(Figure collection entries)
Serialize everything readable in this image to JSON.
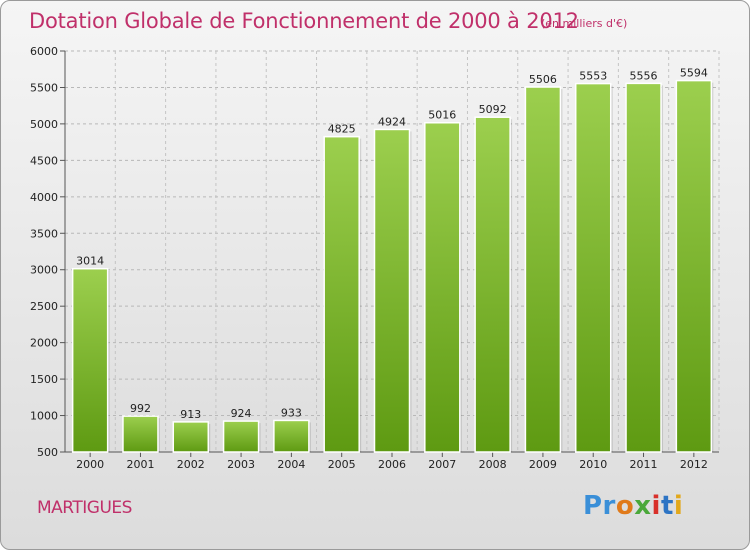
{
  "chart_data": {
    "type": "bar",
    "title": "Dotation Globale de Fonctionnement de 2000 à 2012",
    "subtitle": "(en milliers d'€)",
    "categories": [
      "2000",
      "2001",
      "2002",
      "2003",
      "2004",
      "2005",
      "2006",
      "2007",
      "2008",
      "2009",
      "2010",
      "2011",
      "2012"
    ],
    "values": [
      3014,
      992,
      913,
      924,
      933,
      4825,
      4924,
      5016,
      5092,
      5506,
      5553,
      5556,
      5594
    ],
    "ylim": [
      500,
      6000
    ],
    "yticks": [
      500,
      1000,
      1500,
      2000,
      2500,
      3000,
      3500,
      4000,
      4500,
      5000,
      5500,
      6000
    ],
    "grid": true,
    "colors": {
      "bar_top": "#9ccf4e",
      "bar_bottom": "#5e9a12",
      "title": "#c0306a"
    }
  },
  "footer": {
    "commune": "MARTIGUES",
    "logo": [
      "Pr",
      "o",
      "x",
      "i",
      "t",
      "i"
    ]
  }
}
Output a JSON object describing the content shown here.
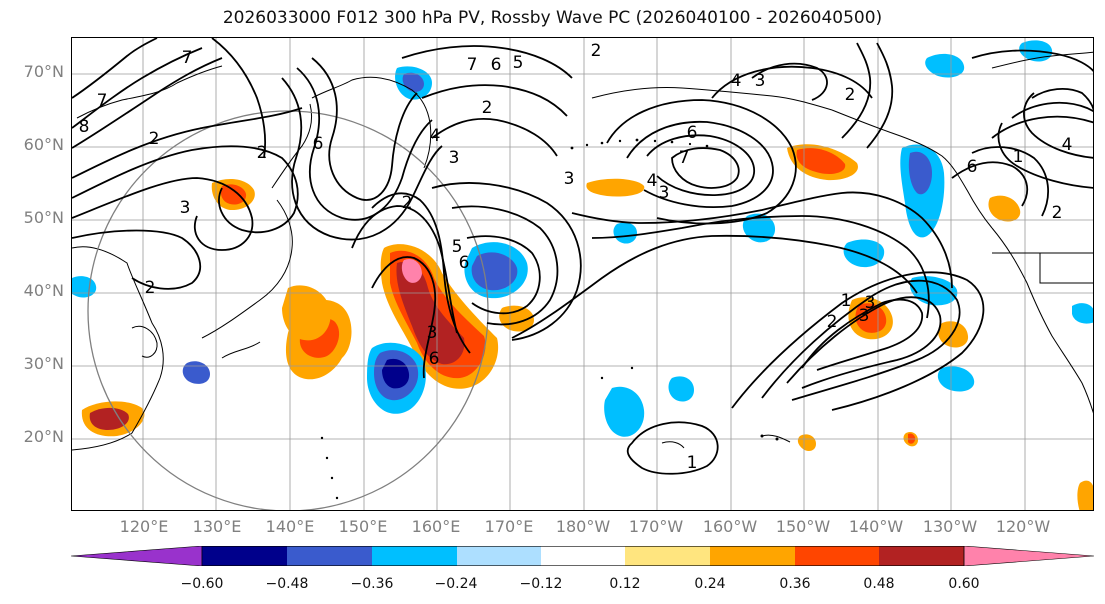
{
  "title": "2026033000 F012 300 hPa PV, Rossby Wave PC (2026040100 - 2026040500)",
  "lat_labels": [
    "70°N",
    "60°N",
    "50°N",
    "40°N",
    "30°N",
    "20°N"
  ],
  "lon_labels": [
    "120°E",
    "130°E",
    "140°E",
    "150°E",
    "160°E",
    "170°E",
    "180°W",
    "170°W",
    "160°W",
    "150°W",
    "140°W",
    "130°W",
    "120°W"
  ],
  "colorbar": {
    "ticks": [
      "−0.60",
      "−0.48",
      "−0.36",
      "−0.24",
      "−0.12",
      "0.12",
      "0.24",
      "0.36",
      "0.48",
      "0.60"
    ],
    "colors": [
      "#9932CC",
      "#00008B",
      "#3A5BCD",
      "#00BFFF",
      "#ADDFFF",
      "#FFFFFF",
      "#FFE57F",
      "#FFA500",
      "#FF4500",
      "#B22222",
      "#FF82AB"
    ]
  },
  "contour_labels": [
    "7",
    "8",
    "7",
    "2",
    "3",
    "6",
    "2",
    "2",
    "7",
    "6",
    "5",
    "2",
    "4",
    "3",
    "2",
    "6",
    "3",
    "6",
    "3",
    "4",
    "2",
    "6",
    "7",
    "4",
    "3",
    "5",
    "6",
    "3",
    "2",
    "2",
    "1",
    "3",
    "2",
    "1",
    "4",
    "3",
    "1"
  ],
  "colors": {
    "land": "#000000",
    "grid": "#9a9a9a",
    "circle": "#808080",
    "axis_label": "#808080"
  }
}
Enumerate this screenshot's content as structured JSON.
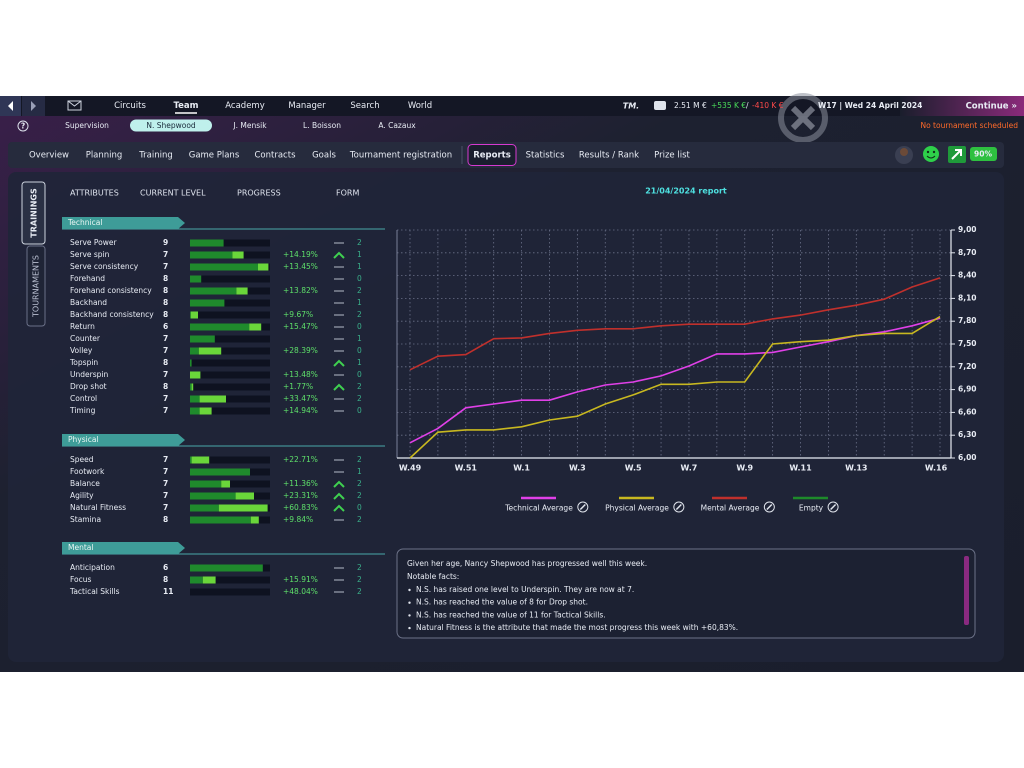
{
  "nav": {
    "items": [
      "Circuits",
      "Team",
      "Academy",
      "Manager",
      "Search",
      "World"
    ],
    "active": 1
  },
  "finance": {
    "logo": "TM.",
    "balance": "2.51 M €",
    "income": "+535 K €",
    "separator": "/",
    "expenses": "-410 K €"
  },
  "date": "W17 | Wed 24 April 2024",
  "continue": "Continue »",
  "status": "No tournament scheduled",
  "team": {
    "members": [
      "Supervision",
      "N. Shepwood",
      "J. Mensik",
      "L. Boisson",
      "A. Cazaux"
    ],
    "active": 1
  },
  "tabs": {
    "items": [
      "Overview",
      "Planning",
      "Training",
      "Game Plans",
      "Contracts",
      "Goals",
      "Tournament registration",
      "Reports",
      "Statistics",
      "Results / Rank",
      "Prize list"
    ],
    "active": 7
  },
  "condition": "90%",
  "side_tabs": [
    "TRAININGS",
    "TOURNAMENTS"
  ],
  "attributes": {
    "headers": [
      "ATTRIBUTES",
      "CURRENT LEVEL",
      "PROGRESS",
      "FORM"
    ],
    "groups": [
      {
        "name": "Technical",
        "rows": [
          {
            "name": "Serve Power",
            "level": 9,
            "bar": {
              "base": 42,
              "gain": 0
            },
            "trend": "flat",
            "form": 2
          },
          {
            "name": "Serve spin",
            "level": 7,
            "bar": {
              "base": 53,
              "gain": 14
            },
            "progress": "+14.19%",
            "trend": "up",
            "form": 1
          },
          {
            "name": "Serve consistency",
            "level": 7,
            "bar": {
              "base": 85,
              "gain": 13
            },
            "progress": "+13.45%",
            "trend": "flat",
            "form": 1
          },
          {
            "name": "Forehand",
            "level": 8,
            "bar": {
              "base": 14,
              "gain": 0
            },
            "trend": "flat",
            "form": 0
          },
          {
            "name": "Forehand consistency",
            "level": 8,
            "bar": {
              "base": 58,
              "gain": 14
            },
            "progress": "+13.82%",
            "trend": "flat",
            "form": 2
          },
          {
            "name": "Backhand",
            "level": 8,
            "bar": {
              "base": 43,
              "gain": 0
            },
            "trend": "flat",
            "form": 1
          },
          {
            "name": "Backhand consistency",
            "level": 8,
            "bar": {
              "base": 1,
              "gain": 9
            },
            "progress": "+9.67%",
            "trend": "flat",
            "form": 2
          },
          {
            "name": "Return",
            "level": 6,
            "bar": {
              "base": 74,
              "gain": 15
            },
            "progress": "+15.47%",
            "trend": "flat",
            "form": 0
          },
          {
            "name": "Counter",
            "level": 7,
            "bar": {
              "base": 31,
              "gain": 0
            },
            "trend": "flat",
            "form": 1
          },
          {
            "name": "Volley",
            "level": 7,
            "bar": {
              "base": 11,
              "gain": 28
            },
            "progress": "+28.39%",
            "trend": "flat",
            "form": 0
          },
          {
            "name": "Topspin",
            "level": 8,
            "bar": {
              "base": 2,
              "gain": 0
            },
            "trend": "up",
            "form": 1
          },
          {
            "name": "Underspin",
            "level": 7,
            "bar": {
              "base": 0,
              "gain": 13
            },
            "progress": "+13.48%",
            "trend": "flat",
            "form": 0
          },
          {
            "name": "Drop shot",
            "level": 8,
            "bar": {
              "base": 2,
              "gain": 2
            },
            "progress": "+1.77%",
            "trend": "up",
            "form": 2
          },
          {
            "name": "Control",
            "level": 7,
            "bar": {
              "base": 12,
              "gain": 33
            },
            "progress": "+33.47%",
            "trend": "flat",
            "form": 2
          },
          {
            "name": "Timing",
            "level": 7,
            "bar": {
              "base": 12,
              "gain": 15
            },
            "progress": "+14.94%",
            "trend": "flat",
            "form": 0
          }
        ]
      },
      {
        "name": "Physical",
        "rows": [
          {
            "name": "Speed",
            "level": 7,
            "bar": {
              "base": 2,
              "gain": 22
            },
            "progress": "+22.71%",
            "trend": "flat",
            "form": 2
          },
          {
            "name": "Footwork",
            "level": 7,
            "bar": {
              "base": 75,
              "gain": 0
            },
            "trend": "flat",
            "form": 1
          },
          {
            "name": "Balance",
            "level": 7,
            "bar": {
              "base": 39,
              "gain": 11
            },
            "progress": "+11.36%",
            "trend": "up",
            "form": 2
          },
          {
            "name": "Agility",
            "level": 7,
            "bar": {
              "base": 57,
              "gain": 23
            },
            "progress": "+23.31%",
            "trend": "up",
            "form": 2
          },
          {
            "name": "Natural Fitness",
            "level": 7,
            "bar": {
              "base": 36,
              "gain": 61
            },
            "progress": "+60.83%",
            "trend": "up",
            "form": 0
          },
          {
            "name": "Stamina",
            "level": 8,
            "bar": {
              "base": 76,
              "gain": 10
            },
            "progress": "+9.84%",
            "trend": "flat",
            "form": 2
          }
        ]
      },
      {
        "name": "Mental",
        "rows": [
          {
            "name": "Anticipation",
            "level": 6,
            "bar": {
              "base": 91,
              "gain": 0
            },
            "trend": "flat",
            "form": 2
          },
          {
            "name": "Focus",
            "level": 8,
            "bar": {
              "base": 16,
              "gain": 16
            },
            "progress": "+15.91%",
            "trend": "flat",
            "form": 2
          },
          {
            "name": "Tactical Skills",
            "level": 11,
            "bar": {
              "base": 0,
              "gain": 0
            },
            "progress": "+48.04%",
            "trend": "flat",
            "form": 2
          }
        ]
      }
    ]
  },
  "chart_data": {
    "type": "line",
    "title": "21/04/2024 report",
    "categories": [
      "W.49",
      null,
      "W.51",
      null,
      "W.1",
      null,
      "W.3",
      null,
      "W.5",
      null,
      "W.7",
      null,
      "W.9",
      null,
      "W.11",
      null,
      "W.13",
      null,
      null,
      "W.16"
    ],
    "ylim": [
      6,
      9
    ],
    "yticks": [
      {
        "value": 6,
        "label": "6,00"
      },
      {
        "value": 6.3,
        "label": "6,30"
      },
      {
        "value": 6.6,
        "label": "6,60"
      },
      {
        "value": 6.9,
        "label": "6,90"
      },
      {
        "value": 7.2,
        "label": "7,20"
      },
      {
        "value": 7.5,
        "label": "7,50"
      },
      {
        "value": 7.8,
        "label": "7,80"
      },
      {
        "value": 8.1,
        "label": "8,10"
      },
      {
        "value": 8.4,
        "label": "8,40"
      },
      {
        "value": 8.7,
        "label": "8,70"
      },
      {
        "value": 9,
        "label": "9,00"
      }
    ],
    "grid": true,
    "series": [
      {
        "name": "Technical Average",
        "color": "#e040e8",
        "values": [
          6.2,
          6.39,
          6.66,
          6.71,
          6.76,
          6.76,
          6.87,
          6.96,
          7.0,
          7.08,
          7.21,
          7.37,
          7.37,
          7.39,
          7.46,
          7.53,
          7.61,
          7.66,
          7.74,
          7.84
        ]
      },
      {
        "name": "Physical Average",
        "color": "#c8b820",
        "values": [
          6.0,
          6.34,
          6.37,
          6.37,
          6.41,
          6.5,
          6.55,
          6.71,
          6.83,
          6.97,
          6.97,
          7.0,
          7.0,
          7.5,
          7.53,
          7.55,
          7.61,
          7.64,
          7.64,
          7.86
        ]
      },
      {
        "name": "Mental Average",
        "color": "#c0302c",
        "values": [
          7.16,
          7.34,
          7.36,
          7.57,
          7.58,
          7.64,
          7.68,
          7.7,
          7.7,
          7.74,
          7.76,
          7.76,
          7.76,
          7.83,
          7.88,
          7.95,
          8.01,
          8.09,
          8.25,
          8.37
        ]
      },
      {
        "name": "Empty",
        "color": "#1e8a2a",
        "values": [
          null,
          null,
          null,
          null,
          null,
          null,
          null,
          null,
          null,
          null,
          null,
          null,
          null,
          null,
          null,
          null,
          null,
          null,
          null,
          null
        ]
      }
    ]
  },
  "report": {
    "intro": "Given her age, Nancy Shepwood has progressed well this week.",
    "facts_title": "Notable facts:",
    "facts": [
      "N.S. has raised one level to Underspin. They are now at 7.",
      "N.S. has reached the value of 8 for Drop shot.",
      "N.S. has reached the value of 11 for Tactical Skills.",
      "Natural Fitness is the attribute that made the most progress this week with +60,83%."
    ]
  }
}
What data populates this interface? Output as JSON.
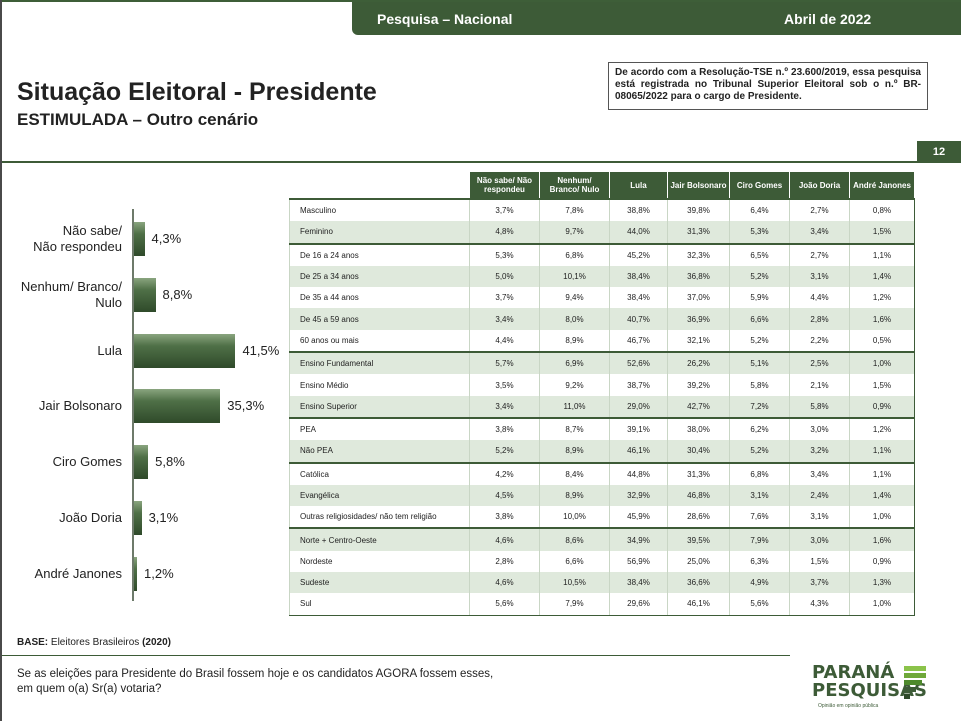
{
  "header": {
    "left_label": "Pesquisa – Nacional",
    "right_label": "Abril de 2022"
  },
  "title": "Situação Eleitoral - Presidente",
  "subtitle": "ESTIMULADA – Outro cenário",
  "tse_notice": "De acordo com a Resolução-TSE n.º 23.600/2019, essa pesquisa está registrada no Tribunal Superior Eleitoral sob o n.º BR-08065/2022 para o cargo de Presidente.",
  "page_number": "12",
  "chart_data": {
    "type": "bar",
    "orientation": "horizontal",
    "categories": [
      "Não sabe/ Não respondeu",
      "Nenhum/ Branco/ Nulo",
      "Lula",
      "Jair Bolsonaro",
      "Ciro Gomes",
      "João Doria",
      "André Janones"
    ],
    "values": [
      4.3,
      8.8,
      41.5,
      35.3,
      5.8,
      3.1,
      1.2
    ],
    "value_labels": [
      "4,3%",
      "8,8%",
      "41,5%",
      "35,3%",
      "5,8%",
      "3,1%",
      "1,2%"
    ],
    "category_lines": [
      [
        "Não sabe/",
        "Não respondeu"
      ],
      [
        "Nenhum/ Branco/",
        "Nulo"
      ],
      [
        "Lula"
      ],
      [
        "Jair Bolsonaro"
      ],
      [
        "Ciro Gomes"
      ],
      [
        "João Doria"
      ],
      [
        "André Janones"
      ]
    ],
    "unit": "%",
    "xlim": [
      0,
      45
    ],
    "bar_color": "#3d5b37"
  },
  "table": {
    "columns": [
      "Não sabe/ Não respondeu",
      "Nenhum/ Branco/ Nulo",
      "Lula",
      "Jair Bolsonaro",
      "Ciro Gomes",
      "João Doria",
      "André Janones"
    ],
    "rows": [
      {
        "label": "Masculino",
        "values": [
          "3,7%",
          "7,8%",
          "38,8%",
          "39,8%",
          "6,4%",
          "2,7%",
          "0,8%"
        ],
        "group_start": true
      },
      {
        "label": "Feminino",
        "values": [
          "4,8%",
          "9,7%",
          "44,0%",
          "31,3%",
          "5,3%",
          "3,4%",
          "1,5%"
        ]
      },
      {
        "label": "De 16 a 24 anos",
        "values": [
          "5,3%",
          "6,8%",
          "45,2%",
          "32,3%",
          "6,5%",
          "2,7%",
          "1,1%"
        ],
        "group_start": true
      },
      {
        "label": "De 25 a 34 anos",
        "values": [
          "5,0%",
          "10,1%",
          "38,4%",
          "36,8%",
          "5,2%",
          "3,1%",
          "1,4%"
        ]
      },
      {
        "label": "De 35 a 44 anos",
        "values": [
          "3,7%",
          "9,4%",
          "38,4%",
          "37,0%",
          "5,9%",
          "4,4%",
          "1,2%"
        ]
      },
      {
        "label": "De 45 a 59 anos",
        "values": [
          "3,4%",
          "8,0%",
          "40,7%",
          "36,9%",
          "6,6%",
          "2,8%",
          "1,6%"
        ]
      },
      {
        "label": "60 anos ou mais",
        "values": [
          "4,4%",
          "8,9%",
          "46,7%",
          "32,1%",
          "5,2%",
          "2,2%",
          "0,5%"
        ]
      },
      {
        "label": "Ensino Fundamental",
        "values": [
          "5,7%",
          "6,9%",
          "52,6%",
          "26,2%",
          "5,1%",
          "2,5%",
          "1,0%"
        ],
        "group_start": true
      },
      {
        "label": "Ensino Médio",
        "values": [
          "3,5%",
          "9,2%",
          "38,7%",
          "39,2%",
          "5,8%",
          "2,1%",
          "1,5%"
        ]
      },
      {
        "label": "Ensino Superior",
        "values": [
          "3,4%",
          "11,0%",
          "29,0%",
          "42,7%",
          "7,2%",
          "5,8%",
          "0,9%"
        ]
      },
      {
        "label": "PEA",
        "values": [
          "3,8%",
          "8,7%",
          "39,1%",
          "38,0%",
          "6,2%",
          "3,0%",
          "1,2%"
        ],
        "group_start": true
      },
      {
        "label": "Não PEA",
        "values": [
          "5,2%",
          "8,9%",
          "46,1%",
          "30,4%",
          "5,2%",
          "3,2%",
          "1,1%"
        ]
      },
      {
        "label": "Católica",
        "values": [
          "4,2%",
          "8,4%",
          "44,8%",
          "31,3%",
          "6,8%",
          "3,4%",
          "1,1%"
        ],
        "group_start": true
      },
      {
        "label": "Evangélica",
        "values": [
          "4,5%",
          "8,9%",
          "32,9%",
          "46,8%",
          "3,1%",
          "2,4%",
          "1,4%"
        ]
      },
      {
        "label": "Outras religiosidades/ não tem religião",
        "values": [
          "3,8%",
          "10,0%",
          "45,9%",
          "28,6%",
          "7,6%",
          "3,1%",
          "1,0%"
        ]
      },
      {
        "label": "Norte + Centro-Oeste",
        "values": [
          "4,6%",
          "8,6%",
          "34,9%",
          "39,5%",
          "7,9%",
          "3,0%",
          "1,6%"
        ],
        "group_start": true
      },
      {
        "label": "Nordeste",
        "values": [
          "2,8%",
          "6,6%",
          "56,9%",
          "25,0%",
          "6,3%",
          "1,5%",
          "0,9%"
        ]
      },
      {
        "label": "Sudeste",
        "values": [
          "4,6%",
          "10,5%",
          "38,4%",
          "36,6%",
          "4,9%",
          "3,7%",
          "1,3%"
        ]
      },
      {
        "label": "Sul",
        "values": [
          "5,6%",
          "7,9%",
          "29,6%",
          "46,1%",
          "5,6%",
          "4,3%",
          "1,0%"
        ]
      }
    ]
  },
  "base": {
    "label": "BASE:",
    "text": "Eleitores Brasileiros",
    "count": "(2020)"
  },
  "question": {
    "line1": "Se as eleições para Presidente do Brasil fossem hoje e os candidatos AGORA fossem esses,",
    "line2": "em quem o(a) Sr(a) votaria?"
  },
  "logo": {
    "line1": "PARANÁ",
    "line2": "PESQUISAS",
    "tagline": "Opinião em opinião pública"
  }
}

PROBLEM STATEMENT. Select every line in the records above that contains the word "Technical".

TASK RESULT.
        "name": "Technical",
        "name": "Technical Average",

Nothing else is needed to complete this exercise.